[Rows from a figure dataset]
--
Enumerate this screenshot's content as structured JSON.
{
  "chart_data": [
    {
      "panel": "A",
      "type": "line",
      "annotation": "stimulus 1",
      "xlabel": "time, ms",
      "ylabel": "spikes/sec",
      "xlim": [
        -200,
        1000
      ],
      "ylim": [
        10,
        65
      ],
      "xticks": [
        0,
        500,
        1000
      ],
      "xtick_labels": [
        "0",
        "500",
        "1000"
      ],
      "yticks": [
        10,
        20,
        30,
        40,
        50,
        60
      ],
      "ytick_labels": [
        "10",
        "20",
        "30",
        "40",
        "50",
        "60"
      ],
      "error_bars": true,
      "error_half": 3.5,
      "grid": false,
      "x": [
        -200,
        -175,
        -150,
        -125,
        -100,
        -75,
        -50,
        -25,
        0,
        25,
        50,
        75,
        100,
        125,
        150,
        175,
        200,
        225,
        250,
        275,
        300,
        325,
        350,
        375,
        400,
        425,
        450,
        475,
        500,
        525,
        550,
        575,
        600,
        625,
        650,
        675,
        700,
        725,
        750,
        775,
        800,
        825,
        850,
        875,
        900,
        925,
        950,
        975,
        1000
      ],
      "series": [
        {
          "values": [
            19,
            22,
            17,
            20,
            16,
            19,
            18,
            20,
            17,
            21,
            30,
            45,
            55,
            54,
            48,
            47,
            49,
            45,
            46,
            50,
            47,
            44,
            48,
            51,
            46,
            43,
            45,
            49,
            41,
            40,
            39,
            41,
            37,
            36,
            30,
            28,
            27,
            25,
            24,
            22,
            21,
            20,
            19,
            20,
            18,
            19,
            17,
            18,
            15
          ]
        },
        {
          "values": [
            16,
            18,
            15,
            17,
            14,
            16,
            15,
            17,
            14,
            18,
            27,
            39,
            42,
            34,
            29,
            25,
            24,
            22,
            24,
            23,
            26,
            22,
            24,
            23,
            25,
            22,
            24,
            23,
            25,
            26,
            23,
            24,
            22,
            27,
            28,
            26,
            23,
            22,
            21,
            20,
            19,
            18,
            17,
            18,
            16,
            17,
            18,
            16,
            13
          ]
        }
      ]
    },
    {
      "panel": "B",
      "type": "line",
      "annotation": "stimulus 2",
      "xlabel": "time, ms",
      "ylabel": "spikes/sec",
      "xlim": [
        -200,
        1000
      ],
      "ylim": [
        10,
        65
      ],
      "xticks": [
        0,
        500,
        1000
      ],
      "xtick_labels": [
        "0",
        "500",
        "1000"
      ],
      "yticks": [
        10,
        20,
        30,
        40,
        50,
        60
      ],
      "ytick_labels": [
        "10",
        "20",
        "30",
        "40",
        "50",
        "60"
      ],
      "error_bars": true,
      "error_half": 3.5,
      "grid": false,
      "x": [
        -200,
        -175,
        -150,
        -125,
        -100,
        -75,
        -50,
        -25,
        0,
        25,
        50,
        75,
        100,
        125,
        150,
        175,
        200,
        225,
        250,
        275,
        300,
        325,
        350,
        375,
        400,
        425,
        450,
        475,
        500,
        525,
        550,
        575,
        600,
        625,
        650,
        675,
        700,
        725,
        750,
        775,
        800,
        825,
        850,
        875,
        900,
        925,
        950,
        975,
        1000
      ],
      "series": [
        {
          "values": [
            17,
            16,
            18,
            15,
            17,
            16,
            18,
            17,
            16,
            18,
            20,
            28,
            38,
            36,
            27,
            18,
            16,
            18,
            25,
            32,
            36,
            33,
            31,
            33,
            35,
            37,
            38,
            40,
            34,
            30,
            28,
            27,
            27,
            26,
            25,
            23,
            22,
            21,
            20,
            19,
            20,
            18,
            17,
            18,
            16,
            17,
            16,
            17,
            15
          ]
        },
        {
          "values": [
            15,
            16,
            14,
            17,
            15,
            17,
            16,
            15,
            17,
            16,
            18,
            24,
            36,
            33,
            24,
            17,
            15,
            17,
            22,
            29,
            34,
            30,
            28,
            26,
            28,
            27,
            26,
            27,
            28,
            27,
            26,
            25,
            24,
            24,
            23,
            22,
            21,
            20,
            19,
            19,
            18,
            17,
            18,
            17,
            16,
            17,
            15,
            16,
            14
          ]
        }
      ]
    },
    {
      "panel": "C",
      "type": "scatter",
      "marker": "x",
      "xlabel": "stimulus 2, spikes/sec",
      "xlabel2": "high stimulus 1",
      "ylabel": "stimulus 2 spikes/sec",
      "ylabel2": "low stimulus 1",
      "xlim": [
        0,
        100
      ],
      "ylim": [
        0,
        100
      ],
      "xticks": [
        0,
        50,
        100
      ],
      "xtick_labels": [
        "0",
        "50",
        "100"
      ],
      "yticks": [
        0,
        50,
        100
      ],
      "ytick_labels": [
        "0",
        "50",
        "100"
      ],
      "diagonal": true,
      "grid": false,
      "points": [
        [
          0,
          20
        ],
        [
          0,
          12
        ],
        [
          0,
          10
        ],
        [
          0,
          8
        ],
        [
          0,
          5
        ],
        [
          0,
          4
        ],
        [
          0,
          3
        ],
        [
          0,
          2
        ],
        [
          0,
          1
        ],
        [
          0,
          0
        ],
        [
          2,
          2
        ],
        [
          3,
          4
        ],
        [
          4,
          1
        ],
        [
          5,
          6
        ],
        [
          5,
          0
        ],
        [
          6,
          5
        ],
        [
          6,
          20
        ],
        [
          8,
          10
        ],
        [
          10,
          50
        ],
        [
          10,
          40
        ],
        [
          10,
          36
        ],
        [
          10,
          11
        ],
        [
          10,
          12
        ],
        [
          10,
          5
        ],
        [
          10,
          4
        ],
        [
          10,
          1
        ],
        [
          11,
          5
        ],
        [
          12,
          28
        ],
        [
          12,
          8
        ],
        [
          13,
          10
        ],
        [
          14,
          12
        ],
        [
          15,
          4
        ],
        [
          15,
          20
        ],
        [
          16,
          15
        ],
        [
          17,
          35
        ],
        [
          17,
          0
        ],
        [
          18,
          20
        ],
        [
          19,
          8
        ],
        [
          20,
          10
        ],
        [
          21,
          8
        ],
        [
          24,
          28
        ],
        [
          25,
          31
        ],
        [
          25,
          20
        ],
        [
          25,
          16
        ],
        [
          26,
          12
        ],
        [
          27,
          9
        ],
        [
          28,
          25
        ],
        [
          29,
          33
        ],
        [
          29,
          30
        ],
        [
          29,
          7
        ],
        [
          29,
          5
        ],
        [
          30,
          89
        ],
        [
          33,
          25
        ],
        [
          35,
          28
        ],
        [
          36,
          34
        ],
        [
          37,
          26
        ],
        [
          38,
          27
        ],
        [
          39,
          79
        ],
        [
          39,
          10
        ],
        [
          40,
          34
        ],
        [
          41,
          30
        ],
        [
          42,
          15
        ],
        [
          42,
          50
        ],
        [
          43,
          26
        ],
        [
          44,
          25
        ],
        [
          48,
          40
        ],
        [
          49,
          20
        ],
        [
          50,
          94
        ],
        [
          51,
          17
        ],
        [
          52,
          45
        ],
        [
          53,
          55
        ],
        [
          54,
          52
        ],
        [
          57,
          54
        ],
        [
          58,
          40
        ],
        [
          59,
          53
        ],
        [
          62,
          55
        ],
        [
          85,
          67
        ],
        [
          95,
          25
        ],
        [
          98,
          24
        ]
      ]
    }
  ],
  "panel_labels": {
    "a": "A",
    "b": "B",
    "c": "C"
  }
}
--
• _Written request_
Using the records above, select and copy every line that has the word "spikes".

• _Exercise answer_
      "ylabel": "spikes/sec",
      "ylabel": "spikes/sec",
      "xlabel": "stimulus 2, spikes/sec",
      "ylabel": "stimulus 2 spikes/sec",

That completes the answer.